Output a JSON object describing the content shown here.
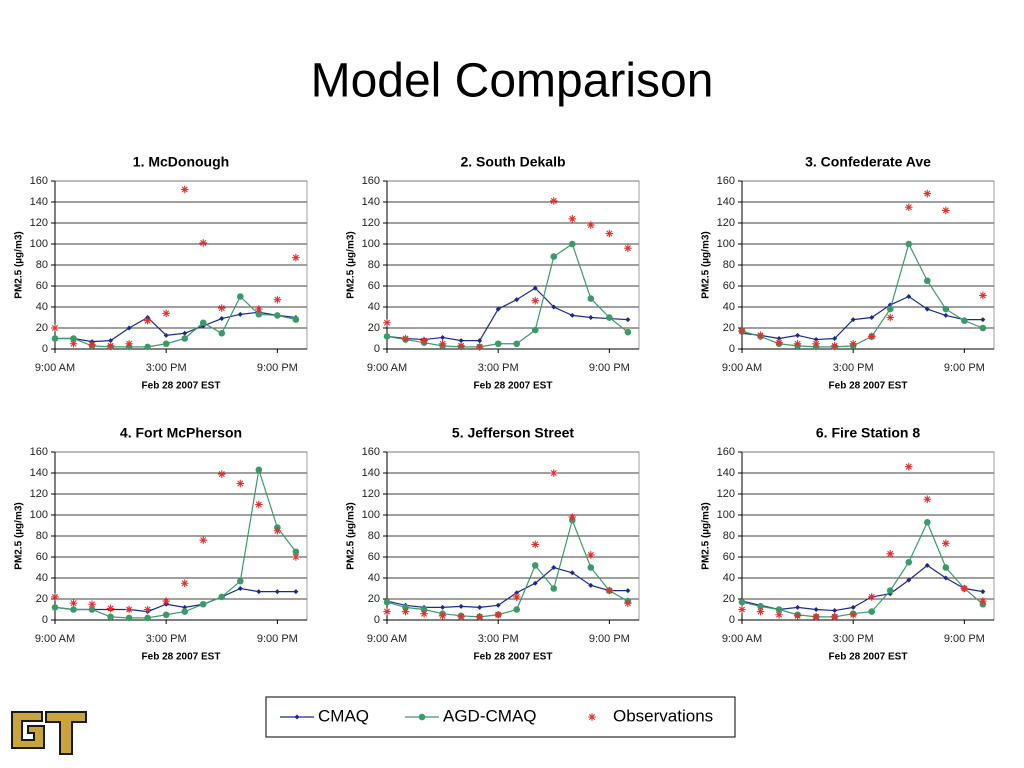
{
  "title": "Model Comparison",
  "chart_data": [
    {
      "type": "line",
      "title": "1. McDonough",
      "x_label": "Feb 28 2007 EST",
      "y_label": "PM2.5 (µg/m3)",
      "x": [
        9,
        10,
        11,
        12,
        13,
        14,
        15,
        16,
        17,
        18,
        19,
        20,
        21,
        22
      ],
      "xlim": [
        9,
        22.6
      ],
      "xticks": [
        {
          "value": 9,
          "label": "9:00 AM"
        },
        {
          "value": 15,
          "label": "3:00 PM"
        },
        {
          "value": 21,
          "label": "9:00 PM"
        }
      ],
      "ylim": [
        0,
        160
      ],
      "yticks": [
        0,
        20,
        40,
        60,
        80,
        100,
        120,
        140,
        160
      ],
      "grid": true,
      "series": [
        {
          "name": "CMAQ",
          "color": "#1c2a8a",
          "marker": "diamond",
          "values": [
            10,
            10,
            7,
            8,
            20,
            30,
            13,
            15,
            22,
            29,
            33,
            35,
            32,
            30
          ]
        },
        {
          "name": "AGD-CMAQ",
          "color": "#3c9a6a",
          "marker": "circle",
          "values": [
            10,
            10,
            3,
            2,
            2,
            2,
            5,
            10,
            25,
            15,
            50,
            33,
            32,
            28
          ]
        },
        {
          "name": "Observations",
          "color": "#e03030",
          "marker": "asterisk",
          "line": false,
          "values": [
            20,
            5,
            4,
            3,
            5,
            27,
            34,
            152,
            101,
            39,
            null,
            38,
            47,
            87
          ]
        }
      ]
    },
    {
      "type": "line",
      "title": "2. South Dekalb",
      "x_label": "Feb 28 2007 EST",
      "y_label": "PM2.5 (µg/m3)",
      "x": [
        9,
        10,
        11,
        12,
        13,
        14,
        15,
        16,
        17,
        18,
        19,
        20,
        21,
        22
      ],
      "xlim": [
        9,
        22.6
      ],
      "xticks": [
        {
          "value": 9,
          "label": "9:00 AM"
        },
        {
          "value": 15,
          "label": "3:00 PM"
        },
        {
          "value": 21,
          "label": "9:00 PM"
        }
      ],
      "ylim": [
        0,
        160
      ],
      "yticks": [
        0,
        20,
        40,
        60,
        80,
        100,
        120,
        140,
        160
      ],
      "grid": true,
      "series": [
        {
          "name": "CMAQ",
          "color": "#1c2a8a",
          "marker": "diamond",
          "values": [
            12,
            10,
            9,
            11,
            8,
            8,
            38,
            47,
            58,
            40,
            32,
            30,
            29,
            28
          ]
        },
        {
          "name": "AGD-CMAQ",
          "color": "#3c9a6a",
          "marker": "circle",
          "values": [
            12,
            9,
            6,
            3,
            2,
            2,
            5,
            5,
            18,
            88,
            100,
            48,
            30,
            16
          ]
        },
        {
          "name": "Observations",
          "color": "#e03030",
          "marker": "asterisk",
          "line": false,
          "values": [
            25,
            10,
            8,
            5,
            3,
            2,
            null,
            null,
            46,
            141,
            124,
            118,
            110,
            96
          ]
        }
      ]
    },
    {
      "type": "line",
      "title": "3. Confederate Ave",
      "x_label": "Feb 28 2007 EST",
      "y_label": "PM2.5 (µg/m3)",
      "x": [
        9,
        10,
        11,
        12,
        13,
        14,
        15,
        16,
        17,
        18,
        19,
        20,
        21,
        22
      ],
      "xlim": [
        9,
        22.6
      ],
      "xticks": [
        {
          "value": 9,
          "label": "9:00 AM"
        },
        {
          "value": 15,
          "label": "3:00 PM"
        },
        {
          "value": 21,
          "label": "9:00 PM"
        }
      ],
      "ylim": [
        0,
        160
      ],
      "yticks": [
        0,
        20,
        40,
        60,
        80,
        100,
        120,
        140,
        160
      ],
      "grid": true,
      "series": [
        {
          "name": "CMAQ",
          "color": "#1c2a8a",
          "marker": "diamond",
          "values": [
            15,
            13,
            10,
            13,
            9,
            10,
            28,
            30,
            42,
            50,
            38,
            32,
            28,
            28
          ]
        },
        {
          "name": "AGD-CMAQ",
          "color": "#3c9a6a",
          "marker": "circle",
          "values": [
            17,
            12,
            5,
            3,
            2,
            2,
            3,
            12,
            38,
            100,
            65,
            38,
            27,
            20
          ]
        },
        {
          "name": "Observations",
          "color": "#e03030",
          "marker": "asterisk",
          "line": false,
          "values": [
            17,
            13,
            6,
            5,
            5,
            3,
            5,
            12,
            30,
            135,
            148,
            132,
            null,
            51
          ]
        }
      ]
    },
    {
      "type": "line",
      "title": "4. Fort McPherson",
      "x_label": "Feb 28 2007 EST",
      "y_label": "PM2.5 (µg/m3)",
      "x": [
        9,
        10,
        11,
        12,
        13,
        14,
        15,
        16,
        17,
        18,
        19,
        20,
        21,
        22
      ],
      "xlim": [
        9,
        22.6
      ],
      "xticks": [
        {
          "value": 9,
          "label": "9:00 AM"
        },
        {
          "value": 15,
          "label": "3:00 PM"
        },
        {
          "value": 21,
          "label": "9:00 PM"
        }
      ],
      "ylim": [
        0,
        160
      ],
      "yticks": [
        0,
        20,
        40,
        60,
        80,
        100,
        120,
        140,
        160
      ],
      "grid": true,
      "series": [
        {
          "name": "CMAQ",
          "color": "#1c2a8a",
          "marker": "diamond",
          "values": [
            12,
            10,
            10,
            10,
            10,
            8,
            15,
            12,
            15,
            22,
            30,
            27,
            27,
            27
          ]
        },
        {
          "name": "AGD-CMAQ",
          "color": "#3c9a6a",
          "marker": "circle",
          "values": [
            12,
            10,
            10,
            3,
            2,
            2,
            5,
            8,
            15,
            22,
            37,
            143,
            88,
            65
          ]
        },
        {
          "name": "Observations",
          "color": "#e03030",
          "marker": "asterisk",
          "line": false,
          "values": [
            22,
            16,
            15,
            11,
            10,
            10,
            18,
            35,
            76,
            139,
            130,
            110,
            85,
            60
          ]
        }
      ]
    },
    {
      "type": "line",
      "title": "5. Jefferson Street",
      "x_label": "Feb 28 2007 EST",
      "y_label": "PM2.5 (µg/m3)",
      "x": [
        9,
        10,
        11,
        12,
        13,
        14,
        15,
        16,
        17,
        18,
        19,
        20,
        21,
        22
      ],
      "xlim": [
        9,
        22.6
      ],
      "xticks": [
        {
          "value": 9,
          "label": "9:00 AM"
        },
        {
          "value": 15,
          "label": "3:00 PM"
        },
        {
          "value": 21,
          "label": "9:00 PM"
        }
      ],
      "ylim": [
        0,
        160
      ],
      "yticks": [
        0,
        20,
        40,
        60,
        80,
        100,
        120,
        140,
        160
      ],
      "grid": true,
      "series": [
        {
          "name": "CMAQ",
          "color": "#1c2a8a",
          "marker": "diamond",
          "values": [
            18,
            14,
            12,
            12,
            13,
            12,
            14,
            26,
            35,
            50,
            45,
            33,
            28,
            28
          ]
        },
        {
          "name": "AGD-CMAQ",
          "color": "#3c9a6a",
          "marker": "circle",
          "values": [
            17,
            12,
            10,
            6,
            4,
            3,
            5,
            10,
            52,
            30,
            95,
            50,
            28,
            18
          ]
        },
        {
          "name": "Observations",
          "color": "#e03030",
          "marker": "asterisk",
          "line": false,
          "values": [
            8,
            8,
            6,
            4,
            3,
            3,
            5,
            22,
            72,
            140,
            98,
            62,
            28,
            16
          ]
        }
      ]
    },
    {
      "type": "line",
      "title": "6. Fire Station 8",
      "x_label": "Feb 28 2007 EST",
      "y_label": "PM2.5 (µg/m3)",
      "x": [
        9,
        10,
        11,
        12,
        13,
        14,
        15,
        16,
        17,
        18,
        19,
        20,
        21,
        22
      ],
      "xlim": [
        9,
        22.6
      ],
      "xticks": [
        {
          "value": 9,
          "label": "9:00 AM"
        },
        {
          "value": 15,
          "label": "3:00 PM"
        },
        {
          "value": 21,
          "label": "9:00 PM"
        }
      ],
      "ylim": [
        0,
        160
      ],
      "yticks": [
        0,
        20,
        40,
        60,
        80,
        100,
        120,
        140,
        160
      ],
      "grid": true,
      "series": [
        {
          "name": "CMAQ",
          "color": "#1c2a8a",
          "marker": "diamond",
          "values": [
            18,
            14,
            10,
            12,
            10,
            9,
            12,
            22,
            25,
            38,
            52,
            40,
            30,
            27
          ]
        },
        {
          "name": "AGD-CMAQ",
          "color": "#3c9a6a",
          "marker": "circle",
          "values": [
            17,
            13,
            10,
            5,
            3,
            3,
            6,
            8,
            28,
            55,
            93,
            50,
            30,
            15
          ]
        },
        {
          "name": "Observations",
          "color": "#e03030",
          "marker": "asterisk",
          "line": false,
          "values": [
            10,
            8,
            5,
            4,
            3,
            3,
            5,
            22,
            63,
            146,
            115,
            73,
            30,
            18
          ]
        }
      ]
    }
  ]
}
━━━━━━━━━━━━━━━━━━━━━━━━━━━━━━
§ **Instructions for the task**
Look for the word "title" and return every line where it occurs.

§ **The output**
  "title": "Model Comparison",
      "title": "1. McDonough",
      "title": "2. South Dekalb",
      "title": "3. Confederate Ave",
      "title": "4. Fort McPherson",
      "title": "5. Jefferson Street",
      "title": "6. Fire Station 8",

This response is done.